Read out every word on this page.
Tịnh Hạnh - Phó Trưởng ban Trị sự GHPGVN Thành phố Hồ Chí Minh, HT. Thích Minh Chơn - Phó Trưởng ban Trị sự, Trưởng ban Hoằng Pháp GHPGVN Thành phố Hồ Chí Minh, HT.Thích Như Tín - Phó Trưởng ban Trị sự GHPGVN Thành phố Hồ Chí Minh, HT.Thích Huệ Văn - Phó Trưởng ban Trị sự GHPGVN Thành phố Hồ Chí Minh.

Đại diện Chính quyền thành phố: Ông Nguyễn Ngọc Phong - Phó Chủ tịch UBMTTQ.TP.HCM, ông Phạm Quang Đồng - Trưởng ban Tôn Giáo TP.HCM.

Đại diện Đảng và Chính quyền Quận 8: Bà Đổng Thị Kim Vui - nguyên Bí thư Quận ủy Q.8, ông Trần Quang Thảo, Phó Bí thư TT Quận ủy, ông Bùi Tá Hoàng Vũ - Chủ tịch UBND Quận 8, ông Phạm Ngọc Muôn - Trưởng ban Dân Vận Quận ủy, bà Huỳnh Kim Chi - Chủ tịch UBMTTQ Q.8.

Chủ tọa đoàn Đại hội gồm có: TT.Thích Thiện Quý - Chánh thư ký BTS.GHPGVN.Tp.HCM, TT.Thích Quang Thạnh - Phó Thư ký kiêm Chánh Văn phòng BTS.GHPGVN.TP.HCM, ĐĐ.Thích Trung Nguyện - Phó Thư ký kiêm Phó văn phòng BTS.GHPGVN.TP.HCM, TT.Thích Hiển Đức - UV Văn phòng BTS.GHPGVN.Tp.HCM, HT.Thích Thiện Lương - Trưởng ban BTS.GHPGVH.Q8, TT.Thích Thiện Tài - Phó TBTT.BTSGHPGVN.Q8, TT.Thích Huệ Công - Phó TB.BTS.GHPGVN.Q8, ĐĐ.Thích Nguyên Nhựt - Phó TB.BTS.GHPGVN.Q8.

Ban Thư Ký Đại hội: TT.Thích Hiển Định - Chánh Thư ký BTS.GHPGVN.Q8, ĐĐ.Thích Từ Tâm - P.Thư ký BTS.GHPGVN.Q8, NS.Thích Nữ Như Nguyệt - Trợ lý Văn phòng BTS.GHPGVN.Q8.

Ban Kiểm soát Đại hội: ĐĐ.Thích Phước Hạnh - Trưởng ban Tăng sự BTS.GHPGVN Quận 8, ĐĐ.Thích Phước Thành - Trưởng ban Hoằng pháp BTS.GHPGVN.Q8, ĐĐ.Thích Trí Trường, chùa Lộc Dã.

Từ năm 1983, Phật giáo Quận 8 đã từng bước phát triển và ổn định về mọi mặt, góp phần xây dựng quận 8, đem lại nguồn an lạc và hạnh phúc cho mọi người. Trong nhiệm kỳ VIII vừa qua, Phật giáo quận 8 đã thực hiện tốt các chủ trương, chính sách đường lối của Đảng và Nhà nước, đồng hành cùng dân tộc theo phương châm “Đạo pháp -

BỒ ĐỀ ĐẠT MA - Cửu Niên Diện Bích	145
□ □ □ □ □ □ □
Write out the entries in full, exactly as given.

■ Task solution
Read out every word on this page.
Tịnh Hạnh - Phó Trưởng ban Trị sự GHPGVN Thành phố Hồ Chí Minh, HT. Thích Minh Chơn - Phó Trưởng ban Trị sự, Trưởng ban Hoằng Pháp GHPGVN Thành phố Hồ Chí Minh, HT.Thích Như Tín - Phó Trưởng ban Trị sự GHPGVN Thành phố Hồ Chí Minh, HT.Thích Huệ Văn - Phó Trưởng ban Trị sự GHPGVN Thành phố Hồ Chí Minh.

Đại diện Chính quyền thành phố: Ông Nguyễn Ngọc Phong - Phó Chủ tịch UBMTTQ.TP.HCM, ông Phạm Quang Đồng - Trưởng ban Tôn Giáo TP.HCM.

Đại diện Đảng và Chính quyền Quận 8: Bà Đổng Thị Kim Vui - nguyên Bí thư Quận ủy Q.8, ông Trần Quang Thảo, Phó Bí thư TT Quận ủy, ông Bùi Tá Hoàng Vũ - Chủ tịch UBND Quận 8, ông Phạm Ngọc Muôn - Trưởng ban Dân Vận Quận ủy, bà Huỳnh Kim Chi - Chủ tịch UBMTTQ Q.8.

Chủ tọa đoàn Đại hội gồm có: TT.Thích Thiện Quý - Chánh thư ký BTS.GHPGVN.Tp.HCM, TT.Thích Quang Thạnh - Phó Thư ký kiêm Chánh Văn phòng BTS.GHPGVN.TP.HCM, ĐĐ.Thích Trung Nguyện - Phó Thư ký kiêm Phó văn phòng BTS.GHPGVN.TP.HCM, TT.Thích Hiển Đức - UV Văn phòng BTS.GHPGVN.Tp.HCM, HT.Thích Thiện Lương - Trưởng ban BTS.GHPGVH.Q8, TT.Thích Thiện Tài - Phó TBTT.BTSGHPGVN.Q8, TT.Thích Huệ Công - Phó TB.BTS.GHPGVN.Q8, ĐĐ.Thích Nguyên Nhựt - Phó TB.BTS.GHPGVN.Q8.

Ban Thư Ký Đại hội: TT.Thích Hiển Định - Chánh Thư ký BTS.GHPGVN.Q8, ĐĐ.Thích Từ Tâm - P.Thư ký BTS.GHPGVN.Q8, NS.Thích Nữ Như Nguyệt - Trợ lý Văn phòng BTS.GHPGVN.Q8.

Ban Kiểm soát Đại hội: ĐĐ.Thích Phước Hạnh - Trưởng ban Tăng sự BTS.GHPGVN Quận 8, ĐĐ.Thích Phước Thành - Trưởng ban Hoằng pháp BTS.GHPGVN.Q8, ĐĐ.Thích Trí Trường, chùa Lộc Dã.

Từ năm 1983, Phật giáo Quận 8 đã từng bước phát triển và ổn định về mọi mặt, góp phần xây dựng quận 8, đem lại nguồn an lạc và hạnh phúc cho mọi người. Trong nhiệm kỳ VIII vừa qua, Phật giáo quận 8 đã thực hiện tốt các chủ trương, chính sách đường lối của Đảng và Nhà nước, đồng hành cùng dân tộc theo phương châm “Đạo pháp -

BỒ ĐỀ ĐẠT MA - Cửu Niên Diện Bích	145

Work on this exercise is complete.